(Extracted records)
________
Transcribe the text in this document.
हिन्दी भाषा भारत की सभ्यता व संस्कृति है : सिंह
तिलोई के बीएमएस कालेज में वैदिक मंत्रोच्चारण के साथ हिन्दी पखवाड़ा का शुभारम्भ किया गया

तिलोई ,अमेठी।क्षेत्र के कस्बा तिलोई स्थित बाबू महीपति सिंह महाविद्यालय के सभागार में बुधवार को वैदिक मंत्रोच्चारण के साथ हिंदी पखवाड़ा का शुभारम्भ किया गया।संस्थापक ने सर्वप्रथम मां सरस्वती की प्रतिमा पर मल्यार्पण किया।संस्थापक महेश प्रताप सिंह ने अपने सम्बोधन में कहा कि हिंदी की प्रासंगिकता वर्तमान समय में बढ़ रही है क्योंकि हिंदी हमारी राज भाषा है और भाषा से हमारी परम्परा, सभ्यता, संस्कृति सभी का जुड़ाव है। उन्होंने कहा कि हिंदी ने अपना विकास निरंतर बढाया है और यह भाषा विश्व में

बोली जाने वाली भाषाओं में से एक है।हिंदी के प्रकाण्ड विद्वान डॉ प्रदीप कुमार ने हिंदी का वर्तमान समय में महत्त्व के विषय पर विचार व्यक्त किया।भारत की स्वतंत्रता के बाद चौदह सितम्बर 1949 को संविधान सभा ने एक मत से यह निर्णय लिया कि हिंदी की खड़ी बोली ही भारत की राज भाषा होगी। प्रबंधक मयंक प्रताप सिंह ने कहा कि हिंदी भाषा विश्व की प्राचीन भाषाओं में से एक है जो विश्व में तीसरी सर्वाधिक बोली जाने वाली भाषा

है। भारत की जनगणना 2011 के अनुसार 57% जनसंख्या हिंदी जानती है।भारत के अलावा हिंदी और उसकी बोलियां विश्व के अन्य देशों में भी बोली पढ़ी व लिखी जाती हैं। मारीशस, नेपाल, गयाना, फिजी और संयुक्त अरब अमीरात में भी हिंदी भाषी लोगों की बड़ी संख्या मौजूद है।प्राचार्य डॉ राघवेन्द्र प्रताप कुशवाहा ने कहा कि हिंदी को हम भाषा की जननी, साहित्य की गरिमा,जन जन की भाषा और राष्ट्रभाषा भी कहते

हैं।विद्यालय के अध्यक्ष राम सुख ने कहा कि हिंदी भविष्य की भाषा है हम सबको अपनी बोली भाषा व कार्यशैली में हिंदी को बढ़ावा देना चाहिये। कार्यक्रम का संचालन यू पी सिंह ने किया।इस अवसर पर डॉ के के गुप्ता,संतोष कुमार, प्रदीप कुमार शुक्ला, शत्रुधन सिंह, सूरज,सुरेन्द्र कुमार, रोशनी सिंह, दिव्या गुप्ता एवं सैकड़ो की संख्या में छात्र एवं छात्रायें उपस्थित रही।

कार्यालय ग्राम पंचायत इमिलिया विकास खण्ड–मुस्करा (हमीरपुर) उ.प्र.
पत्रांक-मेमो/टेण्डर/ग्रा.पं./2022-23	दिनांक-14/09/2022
________
> [Exercise description]: Your task is to retype all the records above with nothing left out.

> [The result]:
Transcribe the text in this document.
हिन्दी भाषा भारत की सभ्यता व संस्कृति है : सिंह
तिलोई के बीएमएस कालेज में वैदिक मंत्रोच्चारण के साथ हिन्दी पखवाड़ा का शुभारम्भ किया गया

तिलोई ,अमेठी।क्षेत्र के कस्बा तिलोई स्थित बाबू महीपति सिंह महाविद्यालय के सभागार में बुधवार को वैदिक मंत्रोच्चारण के साथ हिंदी पखवाड़ा का शुभारम्भ किया गया।संस्थापक ने सर्वप्रथम मां सरस्वती की प्रतिमा पर मल्यार्पण किया।संस्थापक महेश प्रताप सिंह ने अपने सम्बोधन में कहा कि हिंदी की प्रासंगिकता वर्तमान समय में बढ़ रही है क्योंकि हिंदी हमारी राज भाषा है और भाषा से हमारी परम्परा, सभ्यता, संस्कृति सभी का जुड़ाव है। उन्होंने कहा कि हिंदी ने अपना विकास निरंतर बढाया है और यह भाषा विश्व में

बोली जाने वाली भाषाओं में से एक है।हिंदी के प्रकाण्ड विद्वान डॉ प्रदीप कुमार ने हिंदी का वर्तमान समय में महत्त्व के विषय पर विचार व्यक्त किया।भारत की स्वतंत्रता के बाद चौदह सितम्बर 1949 को संविधान सभा ने एक मत से यह निर्णय लिया कि हिंदी की खड़ी बोली ही भारत की राज भाषा होगी। प्रबंधक मयंक प्रताप सिंह ने कहा कि हिंदी भाषा विश्व की प्राचीन भाषाओं में से एक है जो विश्व में तीसरी सर्वाधिक बोली जाने वाली भाषा

है। भारत की जनगणना 2011 के अनुसार 57% जनसंख्या हिंदी जानती है।भारत के अलावा हिंदी और उसकी बोलियां विश्व के अन्य देशों में भी बोली पढ़ी व लिखी जाती हैं। मारीशस, नेपाल, गयाना, फिजी और संयुक्त अरब अमीरात में भी हिंदी भाषी लोगों की बड़ी संख्या मौजूद है।प्राचार्य डॉ राघवेन्द्र प्रताप कुशवाहा ने कहा कि हिंदी को हम भाषा की जननी, साहित्य की गरिमा,जन जन की भाषा और राष्ट्रभाषा भी कहते

हैं।विद्यालय के अध्यक्ष राम सुख ने कहा कि हिंदी भविष्य की भाषा है हम सबको अपनी बोली भाषा व कार्यशैली में हिंदी को बढ़ावा देना चाहिये। कार्यक्रम का संचालन यू पी सिंह ने किया।इस अवसर पर डॉ के के गुप्ता,संतोष कुमार, प्रदीप कुमार शुक्ला, शत्रुधन सिंह, सूरज,सुरेन्द्र कुमार, रोशनी सिंह, दिव्या गुप्ता एवं सैकड़ो की संख्या में छात्र एवं छात्रायें उपस्थित रही।

कार्यालय ग्राम पंचायत इमिलिया विकास खण्ड–मुस्करा (हमीरपुर) उ.प्र.
पत्रांक-मेमो/टेण्डर/ग्रा.पं./2022-23	दिनांक-14/09/2022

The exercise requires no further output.